(Items from a figure collection)
====

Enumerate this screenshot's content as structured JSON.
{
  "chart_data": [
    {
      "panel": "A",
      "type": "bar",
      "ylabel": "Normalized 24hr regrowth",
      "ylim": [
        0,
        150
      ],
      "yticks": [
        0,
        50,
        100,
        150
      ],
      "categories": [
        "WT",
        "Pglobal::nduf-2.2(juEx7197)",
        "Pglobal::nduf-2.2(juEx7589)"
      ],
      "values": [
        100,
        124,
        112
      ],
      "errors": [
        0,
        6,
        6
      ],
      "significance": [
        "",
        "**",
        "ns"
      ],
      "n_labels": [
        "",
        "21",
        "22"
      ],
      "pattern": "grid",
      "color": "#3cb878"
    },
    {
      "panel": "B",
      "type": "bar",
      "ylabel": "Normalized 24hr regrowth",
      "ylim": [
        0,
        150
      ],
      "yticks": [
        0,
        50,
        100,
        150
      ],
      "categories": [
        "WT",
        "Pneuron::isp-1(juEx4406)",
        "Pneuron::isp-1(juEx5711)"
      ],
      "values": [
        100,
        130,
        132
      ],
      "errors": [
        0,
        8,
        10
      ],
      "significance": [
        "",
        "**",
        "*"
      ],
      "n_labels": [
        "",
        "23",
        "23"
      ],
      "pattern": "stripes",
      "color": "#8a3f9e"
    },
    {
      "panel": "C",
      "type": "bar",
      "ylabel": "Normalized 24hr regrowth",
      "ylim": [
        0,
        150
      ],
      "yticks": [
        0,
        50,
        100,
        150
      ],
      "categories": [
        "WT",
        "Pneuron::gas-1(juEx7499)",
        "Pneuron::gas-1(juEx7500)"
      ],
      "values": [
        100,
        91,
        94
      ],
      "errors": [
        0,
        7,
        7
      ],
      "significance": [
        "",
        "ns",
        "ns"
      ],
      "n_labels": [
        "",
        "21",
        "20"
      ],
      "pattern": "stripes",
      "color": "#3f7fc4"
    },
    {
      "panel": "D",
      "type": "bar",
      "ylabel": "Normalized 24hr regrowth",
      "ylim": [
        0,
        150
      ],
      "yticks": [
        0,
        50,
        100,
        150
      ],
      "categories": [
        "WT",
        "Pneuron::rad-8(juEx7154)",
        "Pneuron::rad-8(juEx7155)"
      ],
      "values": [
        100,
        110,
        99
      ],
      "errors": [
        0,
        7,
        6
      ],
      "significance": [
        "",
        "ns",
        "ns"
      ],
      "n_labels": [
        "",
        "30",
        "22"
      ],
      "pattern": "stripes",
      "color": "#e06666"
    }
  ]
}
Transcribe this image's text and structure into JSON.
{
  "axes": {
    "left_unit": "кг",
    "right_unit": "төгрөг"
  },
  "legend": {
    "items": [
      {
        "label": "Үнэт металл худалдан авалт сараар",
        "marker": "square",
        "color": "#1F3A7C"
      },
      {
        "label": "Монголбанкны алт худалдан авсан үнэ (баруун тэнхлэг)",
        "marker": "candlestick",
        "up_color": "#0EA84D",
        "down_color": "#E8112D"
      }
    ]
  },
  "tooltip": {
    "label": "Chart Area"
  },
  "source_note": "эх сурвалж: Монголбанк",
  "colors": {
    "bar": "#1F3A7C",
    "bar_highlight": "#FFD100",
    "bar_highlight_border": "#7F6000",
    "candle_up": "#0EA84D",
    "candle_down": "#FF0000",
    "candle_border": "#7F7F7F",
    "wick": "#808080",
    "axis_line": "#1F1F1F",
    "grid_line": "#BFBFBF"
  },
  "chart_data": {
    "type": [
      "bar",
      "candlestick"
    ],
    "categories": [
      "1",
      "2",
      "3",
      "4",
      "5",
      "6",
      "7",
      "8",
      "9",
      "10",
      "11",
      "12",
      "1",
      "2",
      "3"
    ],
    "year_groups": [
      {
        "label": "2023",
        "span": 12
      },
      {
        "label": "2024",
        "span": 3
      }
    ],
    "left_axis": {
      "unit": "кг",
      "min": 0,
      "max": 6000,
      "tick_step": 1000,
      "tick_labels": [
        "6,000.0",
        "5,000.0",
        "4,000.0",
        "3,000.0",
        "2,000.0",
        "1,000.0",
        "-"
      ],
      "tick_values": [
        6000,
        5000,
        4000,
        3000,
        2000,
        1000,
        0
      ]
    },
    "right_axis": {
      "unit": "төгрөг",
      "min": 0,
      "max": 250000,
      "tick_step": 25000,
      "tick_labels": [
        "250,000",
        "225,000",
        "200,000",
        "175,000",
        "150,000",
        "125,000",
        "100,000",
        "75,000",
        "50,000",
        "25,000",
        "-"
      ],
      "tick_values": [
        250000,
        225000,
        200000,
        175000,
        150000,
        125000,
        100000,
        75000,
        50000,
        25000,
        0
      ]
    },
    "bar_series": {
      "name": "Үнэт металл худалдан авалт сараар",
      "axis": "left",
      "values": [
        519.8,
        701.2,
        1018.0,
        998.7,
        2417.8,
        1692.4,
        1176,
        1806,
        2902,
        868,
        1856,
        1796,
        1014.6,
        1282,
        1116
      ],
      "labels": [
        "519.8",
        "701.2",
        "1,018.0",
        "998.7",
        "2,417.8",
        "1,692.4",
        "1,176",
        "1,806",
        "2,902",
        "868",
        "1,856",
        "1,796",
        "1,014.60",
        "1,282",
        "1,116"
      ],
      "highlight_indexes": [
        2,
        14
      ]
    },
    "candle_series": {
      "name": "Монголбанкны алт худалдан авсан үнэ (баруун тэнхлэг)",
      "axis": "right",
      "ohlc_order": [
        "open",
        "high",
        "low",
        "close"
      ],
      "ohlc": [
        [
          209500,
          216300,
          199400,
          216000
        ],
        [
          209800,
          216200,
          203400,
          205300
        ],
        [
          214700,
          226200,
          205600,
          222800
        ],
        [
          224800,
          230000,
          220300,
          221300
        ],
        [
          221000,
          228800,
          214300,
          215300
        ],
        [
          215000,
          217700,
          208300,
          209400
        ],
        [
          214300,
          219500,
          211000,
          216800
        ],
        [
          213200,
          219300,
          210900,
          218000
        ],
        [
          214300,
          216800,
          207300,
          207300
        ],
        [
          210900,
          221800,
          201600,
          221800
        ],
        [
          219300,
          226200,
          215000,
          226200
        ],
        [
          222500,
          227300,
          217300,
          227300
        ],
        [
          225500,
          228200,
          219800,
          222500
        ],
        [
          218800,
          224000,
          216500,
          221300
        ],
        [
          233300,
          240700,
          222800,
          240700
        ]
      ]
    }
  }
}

====

◆ Given request:
Take the entries above and copy them out exactly.

◆ Answer to the task:
Enumerate this screenshot's content as structured JSON.
{
  "chart_data": [
    {
      "panel": "A",
      "type": "bar",
      "ylabel": "Normalized 24hr regrowth",
      "ylim": [
        0,
        150
      ],
      "yticks": [
        0,
        50,
        100,
        150
      ],
      "categories": [
        "WT",
        "Pglobal::nduf-2.2(juEx7197)",
        "Pglobal::nduf-2.2(juEx7589)"
      ],
      "values": [
        100,
        124,
        112
      ],
      "errors": [
        0,
        6,
        6
      ],
      "significance": [
        "",
        "**",
        "ns"
      ],
      "n_labels": [
        "",
        "21",
        "22"
      ],
      "pattern": "grid",
      "color": "#3cb878"
    },
    {
      "panel": "B",
      "type": "bar",
      "ylabel": "Normalized 24hr regrowth",
      "ylim": [
        0,
        150
      ],
      "yticks": [
        0,
        50,
        100,
        150
      ],
      "categories": [
        "WT",
        "Pneuron::isp-1(juEx4406)",
        "Pneuron::isp-1(juEx5711)"
      ],
      "values": [
        100,
        130,
        132
      ],
      "errors": [
        0,
        8,
        10
      ],
      "significance": [
        "",
        "**",
        "*"
      ],
      "n_labels": [
        "",
        "23",
        "23"
      ],
      "pattern": "stripes",
      "color": "#8a3f9e"
    },
    {
      "panel": "C",
      "type": "bar",
      "ylabel": "Normalized 24hr regrowth",
      "ylim": [
        0,
        150
      ],
      "yticks": [
        0,
        50,
        100,
        150
      ],
      "categories": [
        "WT",
        "Pneuron::gas-1(juEx7499)",
        "Pneuron::gas-1(juEx7500)"
      ],
      "values": [
        100,
        91,
        94
      ],
      "errors": [
        0,
        7,
        7
      ],
      "significance": [
        "",
        "ns",
        "ns"
      ],
      "n_labels": [
        "",
        "21",
        "20"
      ],
      "pattern": "stripes",
      "color": "#3f7fc4"
    },
    {
      "panel": "D",
      "type": "bar",
      "ylabel": "Normalized 24hr regrowth",
      "ylim": [
        0,
        150
      ],
      "yticks": [
        0,
        50,
        100,
        150
      ],
      "categories": [
        "WT",
        "Pneuron::rad-8(juEx7154)",
        "Pneuron::rad-8(juEx7155)"
      ],
      "values": [
        100,
        110,
        99
      ],
      "errors": [
        0,
        7,
        6
      ],
      "significance": [
        "",
        "ns",
        "ns"
      ],
      "n_labels": [
        "",
        "30",
        "22"
      ],
      "pattern": "stripes",
      "color": "#e06666"
    }
  ]
}
Transcribe this image's text and structure into JSON.
{
  "axes": {
    "left_unit": "кг",
    "right_unit": "төгрөг"
  },
  "legend": {
    "items": [
      {
        "label": "Үнэт металл худалдан авалт сараар",
        "marker": "square",
        "color": "#1F3A7C"
      },
      {
        "label": "Монголбанкны алт худалдан авсан үнэ (баруун тэнхлэг)",
        "marker": "candlestick",
        "up_color": "#0EA84D",
        "down_color": "#E8112D"
      }
    ]
  },
  "tooltip": {
    "label": "Chart Area"
  },
  "source_note": "эх сурвалж: Монголбанк",
  "colors": {
    "bar": "#1F3A7C",
    "bar_highlight": "#FFD100",
    "bar_highlight_border": "#7F6000",
    "candle_up": "#0EA84D",
    "candle_down": "#FF0000",
    "candle_border": "#7F7F7F",
    "wick": "#808080",
    "axis_line": "#1F1F1F",
    "grid_line": "#BFBFBF"
  },
  "chart_data": {
    "type": [
      "bar",
      "candlestick"
    ],
    "categories": [
      "1",
      "2",
      "3",
      "4",
      "5",
      "6",
      "7",
      "8",
      "9",
      "10",
      "11",
      "12",
      "1",
      "2",
      "3"
    ],
    "year_groups": [
      {
        "label": "2023",
        "span": 12
      },
      {
        "label": "2024",
        "span": 3
      }
    ],
    "left_axis": {
      "unit": "кг",
      "min": 0,
      "max": 6000,
      "tick_step": 1000,
      "tick_labels": [
        "6,000.0",
        "5,000.0",
        "4,000.0",
        "3,000.0",
        "2,000.0",
        "1,000.0",
        "-"
      ],
      "tick_values": [
        6000,
        5000,
        4000,
        3000,
        2000,
        1000,
        0
      ]
    },
    "right_axis": {
      "unit": "төгрөг",
      "min": 0,
      "max": 250000,
      "tick_step": 25000,
      "tick_labels": [
        "250,000",
        "225,000",
        "200,000",
        "175,000",
        "150,000",
        "125,000",
        "100,000",
        "75,000",
        "50,000",
        "25,000",
        "-"
      ],
      "tick_values": [
        250000,
        225000,
        200000,
        175000,
        150000,
        125000,
        100000,
        75000,
        50000,
        25000,
        0
      ]
    },
    "bar_series": {
      "name": "Үнэт металл худалдан авалт сараар",
      "axis": "left",
      "values": [
        519.8,
        701.2,
        1018.0,
        998.7,
        2417.8,
        1692.4,
        1176,
        1806,
        2902,
        868,
        1856,
        1796,
        1014.6,
        1282,
        1116
      ],
      "labels": [
        "519.8",
        "701.2",
        "1,018.0",
        "998.7",
        "2,417.8",
        "1,692.4",
        "1,176",
        "1,806",
        "2,902",
        "868",
        "1,856",
        "1,796",
        "1,014.60",
        "1,282",
        "1,116"
      ],
      "highlight_indexes": [
        2,
        14
      ]
    },
    "candle_series": {
      "name": "Монголбанкны алт худалдан авсан үнэ (баруун тэнхлэг)",
      "axis": "right",
      "ohlc_order": [
        "open",
        "high",
        "low",
        "close"
      ],
      "ohlc": [
        [
          209500,
          216300,
          199400,
          216000
        ],
        [
          209800,
          216200,
          203400,
          205300
        ],
        [
          214700,
          226200,
          205600,
          222800
        ],
        [
          224800,
          230000,
          220300,
          221300
        ],
        [
          221000,
          228800,
          214300,
          215300
        ],
        [
          215000,
          217700,
          208300,
          209400
        ],
        [
          214300,
          219500,
          211000,
          216800
        ],
        [
          213200,
          219300,
          210900,
          218000
        ],
        [
          214300,
          216800,
          207300,
          207300
        ],
        [
          210900,
          221800,
          201600,
          221800
        ],
        [
          219300,
          226200,
          215000,
          226200
        ],
        [
          222500,
          227300,
          217300,
          227300
        ],
        [
          225500,
          228200,
          219800,
          222500
        ],
        [
          218800,
          224000,
          216500,
          221300
        ],
        [
          233300,
          240700,
          222800,
          240700
        ]
      ]
    }
  }
}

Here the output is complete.